§ Given information:
-- BEGIN --

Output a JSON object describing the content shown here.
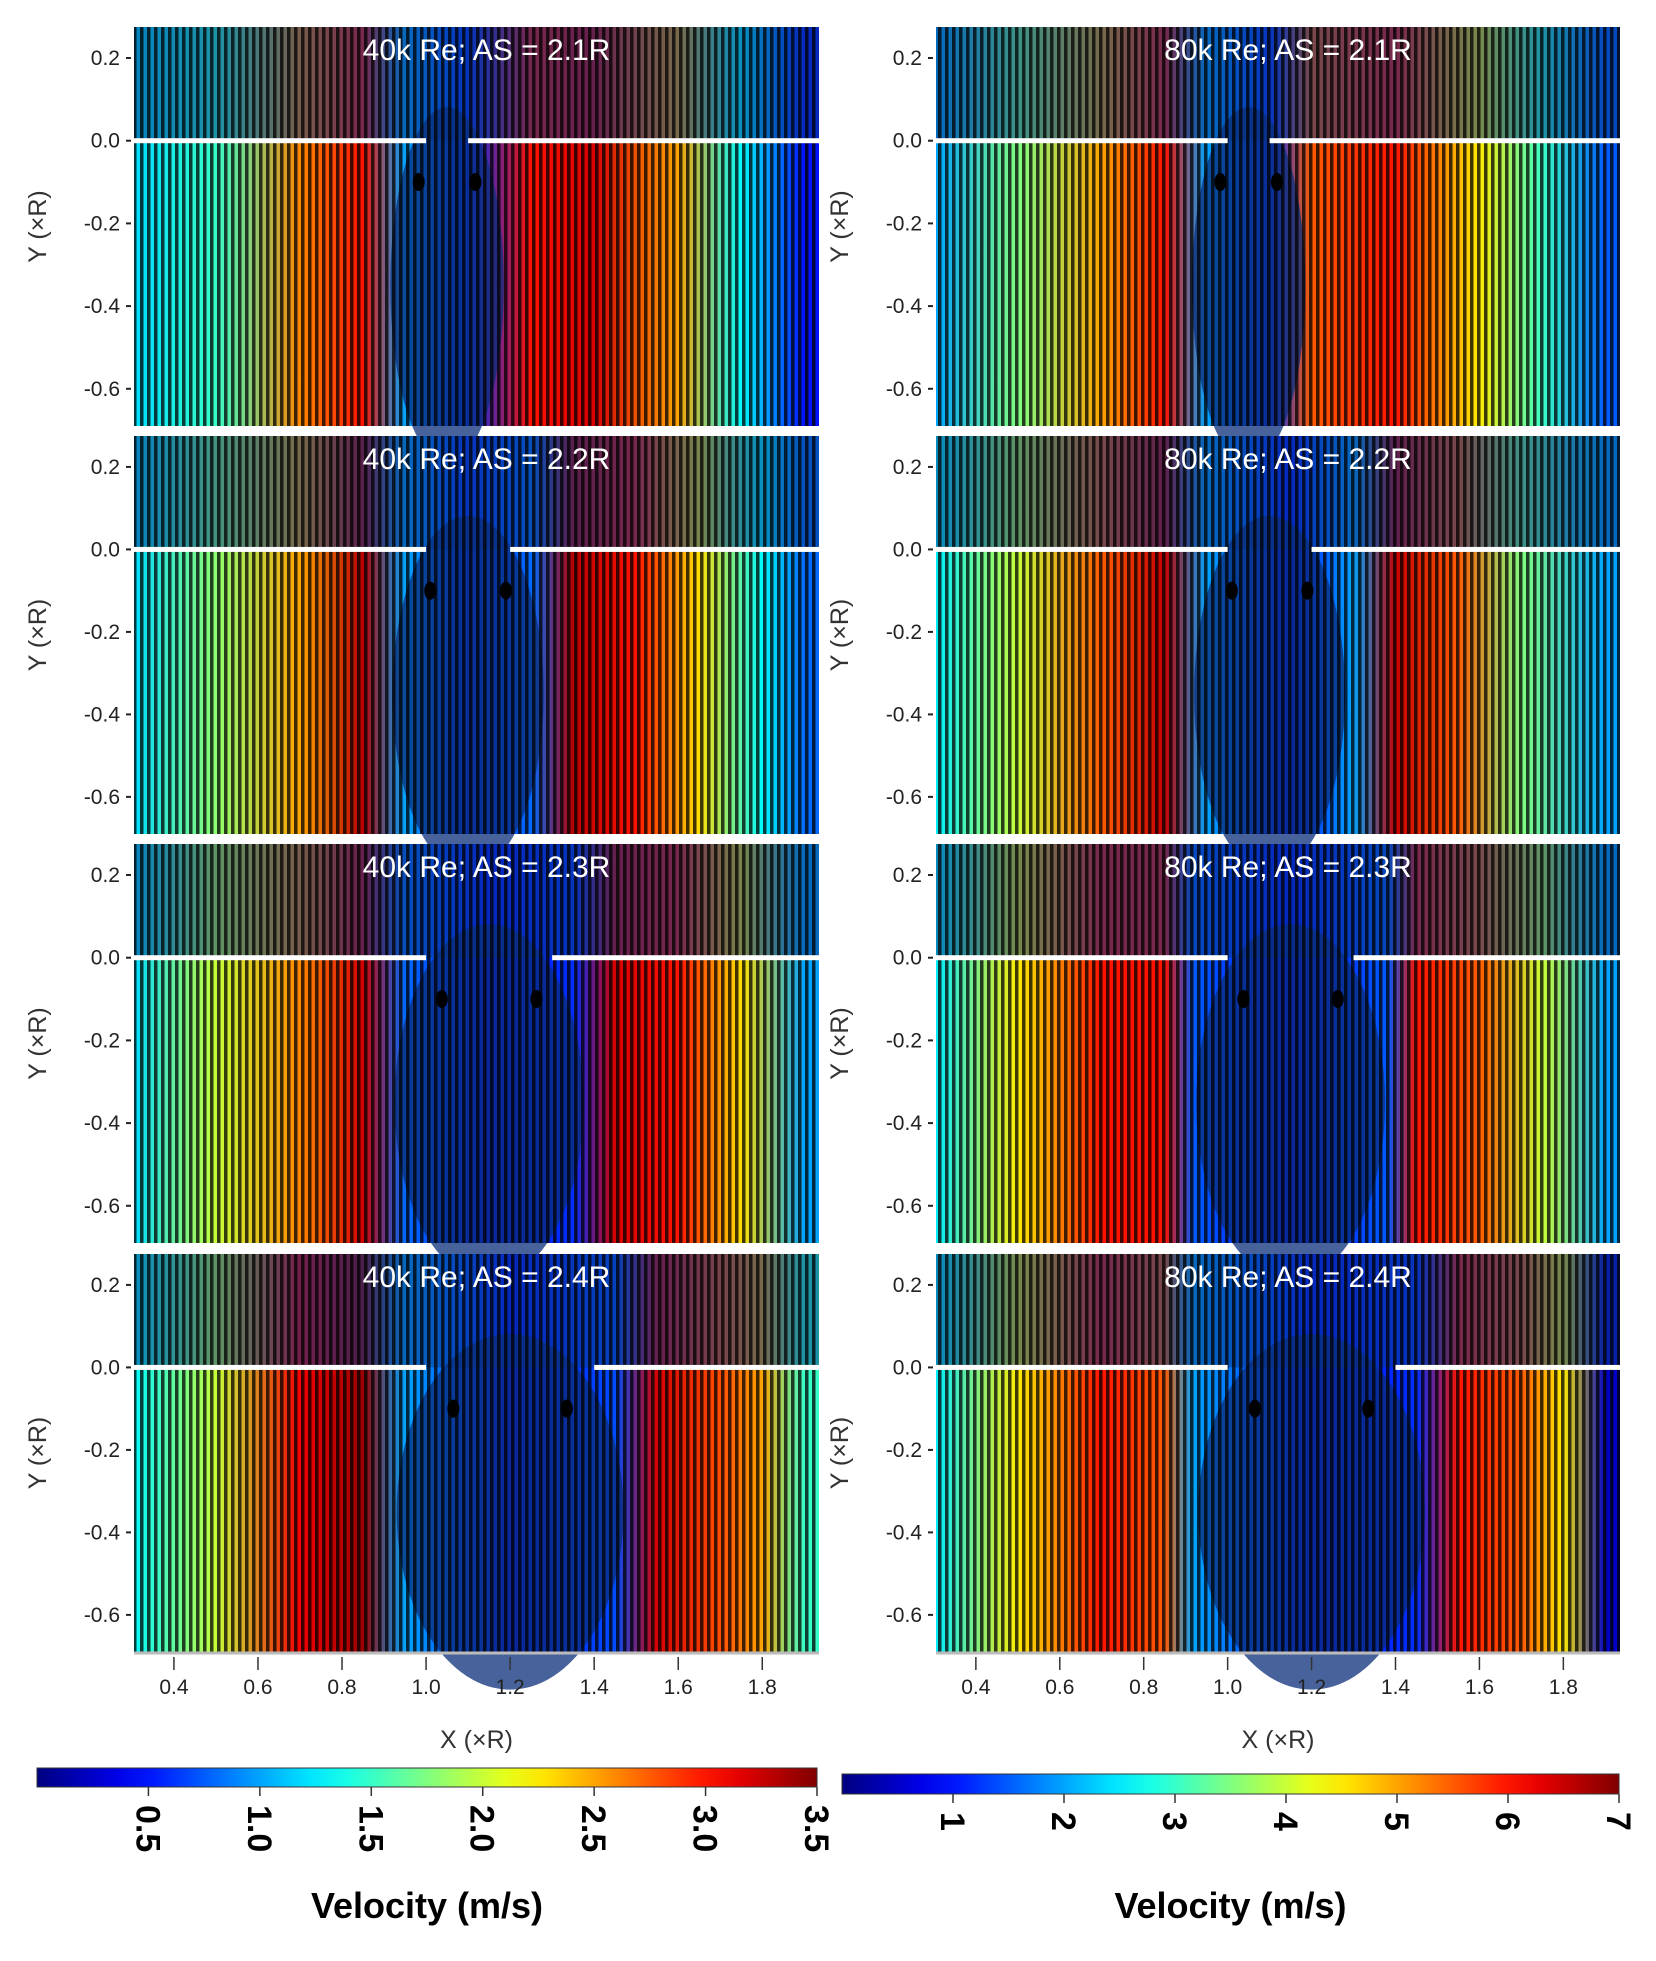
{
  "chart_data": [
    {
      "type": "heatmap",
      "title": "40k Re;  AS = 2.1R",
      "column": "left",
      "xlabel": "X (×R)",
      "ylabel": "Y (×R)",
      "wall_gap_x": [
        1.0,
        1.1
      ],
      "profile_x": [
        0.3,
        0.5,
        0.7,
        0.85,
        0.95,
        1.1,
        1.25,
        1.4,
        1.6,
        1.75,
        1.9
      ],
      "velocity": [
        1.2,
        1.5,
        2.6,
        3.0,
        1.0,
        0.6,
        3.0,
        3.2,
        2.5,
        1.3,
        0.5
      ]
    },
    {
      "type": "heatmap",
      "title": "80k Re;  AS = 2.1R",
      "column": "right",
      "xlabel": "X (×R)",
      "ylabel": "Y (×R)",
      "wall_gap_x": [
        1.0,
        1.1
      ],
      "profile_x": [
        0.3,
        0.5,
        0.7,
        0.85,
        0.95,
        1.1,
        1.2,
        1.4,
        1.6,
        1.75,
        1.9
      ],
      "velocity": [
        2,
        3.5,
        5,
        6,
        2,
        1.2,
        5.5,
        6,
        4.5,
        3,
        1.5
      ]
    },
    {
      "type": "heatmap",
      "title": "40k Re;  AS = 2.2R",
      "column": "left",
      "xlabel": "X (×R)",
      "ylabel": "Y (×R)",
      "wall_gap_x": [
        1.0,
        1.2
      ],
      "profile_x": [
        0.3,
        0.5,
        0.7,
        0.85,
        0.95,
        1.1,
        1.25,
        1.35,
        1.5,
        1.65,
        1.8,
        1.9
      ],
      "velocity": [
        1.2,
        1.8,
        2.5,
        3.3,
        1.0,
        0.6,
        0.8,
        3.3,
        3.0,
        2.3,
        1.3,
        0.8
      ]
    },
    {
      "type": "heatmap",
      "title": "80k Re;  AS = 2.2R",
      "column": "right",
      "xlabel": "X (×R)",
      "ylabel": "Y (×R)",
      "wall_gap_x": [
        1.0,
        1.2
      ],
      "profile_x": [
        0.3,
        0.5,
        0.7,
        0.85,
        0.95,
        1.15,
        1.3,
        1.4,
        1.55,
        1.7,
        1.9
      ],
      "velocity": [
        2.5,
        4,
        5.5,
        6.5,
        2,
        1,
        2,
        6.5,
        5.5,
        3.5,
        2
      ]
    },
    {
      "type": "heatmap",
      "title": "40k Re;  AS = 2.3R",
      "column": "left",
      "xlabel": "X (×R)",
      "ylabel": "Y (×R)",
      "wall_gap_x": [
        1.0,
        1.3
      ],
      "profile_x": [
        0.3,
        0.5,
        0.7,
        0.85,
        0.95,
        1.15,
        1.35,
        1.45,
        1.6,
        1.75,
        1.9
      ],
      "velocity": [
        1.2,
        2.0,
        2.6,
        3.2,
        0.8,
        0.5,
        0.6,
        3.2,
        3.0,
        2.3,
        1.0
      ]
    },
    {
      "type": "heatmap",
      "title": "80k Re;  AS = 2.3R",
      "column": "right",
      "xlabel": "X (×R)",
      "ylabel": "Y (×R)",
      "wall_gap_x": [
        1.0,
        1.3
      ],
      "profile_x": [
        0.3,
        0.5,
        0.7,
        0.85,
        0.92,
        1.15,
        1.38,
        1.45,
        1.6,
        1.75,
        1.9
      ],
      "velocity": [
        2.5,
        4.5,
        6,
        6,
        1.5,
        1,
        1.5,
        6,
        5.5,
        4,
        2
      ]
    },
    {
      "type": "heatmap",
      "title": "40k Re;  AS = 2.4R",
      "column": "left",
      "xlabel": "X (×R)",
      "ylabel": "Y (×R)",
      "wall_gap_x": [
        1.0,
        1.4
      ],
      "profile_x": [
        0.3,
        0.5,
        0.7,
        0.85,
        0.95,
        1.2,
        1.45,
        1.55,
        1.7,
        1.8,
        1.9
      ],
      "velocity": [
        1.3,
        2.0,
        3.1,
        3.4,
        1.0,
        0.5,
        0.7,
        3.2,
        2.8,
        2.5,
        1.5
      ]
    },
    {
      "type": "heatmap",
      "title": "80k Re;  AS = 2.4R",
      "column": "right",
      "xlabel": "X (×R)",
      "ylabel": "Y (×R)",
      "wall_gap_x": [
        1.0,
        1.4
      ],
      "profile_x": [
        0.3,
        0.5,
        0.7,
        0.85,
        0.92,
        1.2,
        1.45,
        1.55,
        1.7,
        1.8,
        1.9
      ],
      "velocity": [
        2.5,
        4.5,
        6,
        5.5,
        2,
        1,
        1.2,
        6,
        5.5,
        4.5,
        0.5
      ]
    }
  ],
  "axes": {
    "xlim": [
      0.305,
      1.935
    ],
    "ylim": [
      -0.69,
      0.275
    ],
    "x_ticks": [
      "0.4",
      "0.6",
      "0.8",
      "1.0",
      "1.2",
      "1.4",
      "1.6",
      "1.8"
    ],
    "y_ticks": [
      "0.2",
      "0.0",
      "-0.2",
      "-0.4",
      "-0.6"
    ],
    "xlabel": "X (×R)",
    "ylabel": "Y (×R)"
  },
  "colorbars": [
    {
      "label": "Velocity (m/s)",
      "range": [
        0,
        3.5
      ],
      "ticks": [
        "0.5",
        "1.0",
        "1.5",
        "2.0",
        "2.5",
        "3.0",
        "3.5"
      ],
      "colormap": "jet"
    },
    {
      "label": "Velocity (m/s)",
      "range": [
        0,
        7
      ],
      "ticks": [
        "1",
        "2",
        "3",
        "4",
        "5",
        "6",
        "7"
      ],
      "colormap": "jet"
    }
  ],
  "colors": {
    "wall": "#ffffff",
    "background": "#000000"
  }
}
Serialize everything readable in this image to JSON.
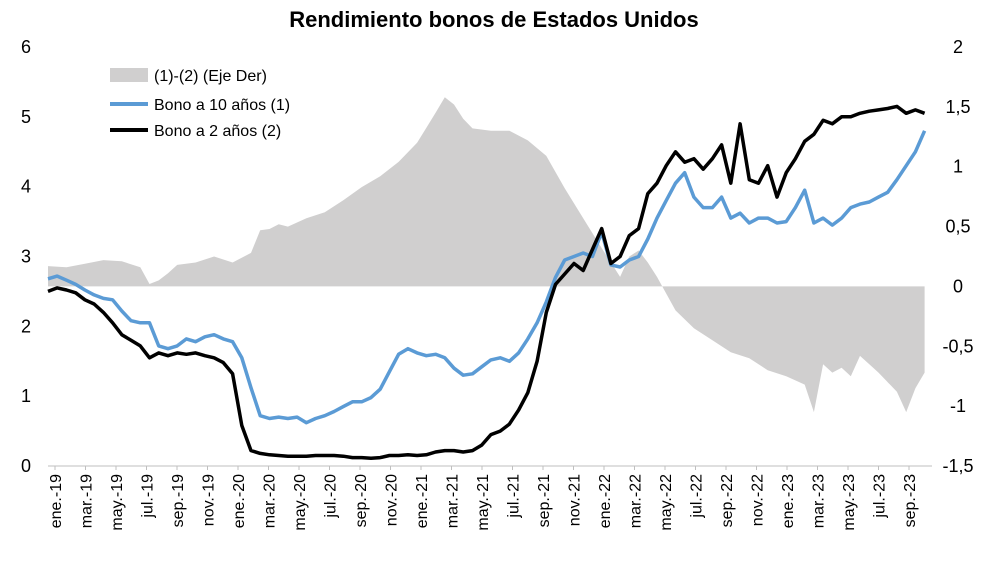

-- END --

§ What the exercise asks: Gather all lines with the string "title" from the data.

§ Answer for the task:
      "title": "40k Re;  AS = 2.1R",
      "title": "80k Re;  AS = 2.1R",
      "title": "40k Re;  AS = 2.2R",
      "title": "80k Re;  AS = 2.2R",
      "title": "40k Re;  AS = 2.3R",
      "title": "80k Re;  AS = 2.3R",
      "title": "40k Re;  AS = 2.4R",
      "title": "80k Re;  AS = 2.4R",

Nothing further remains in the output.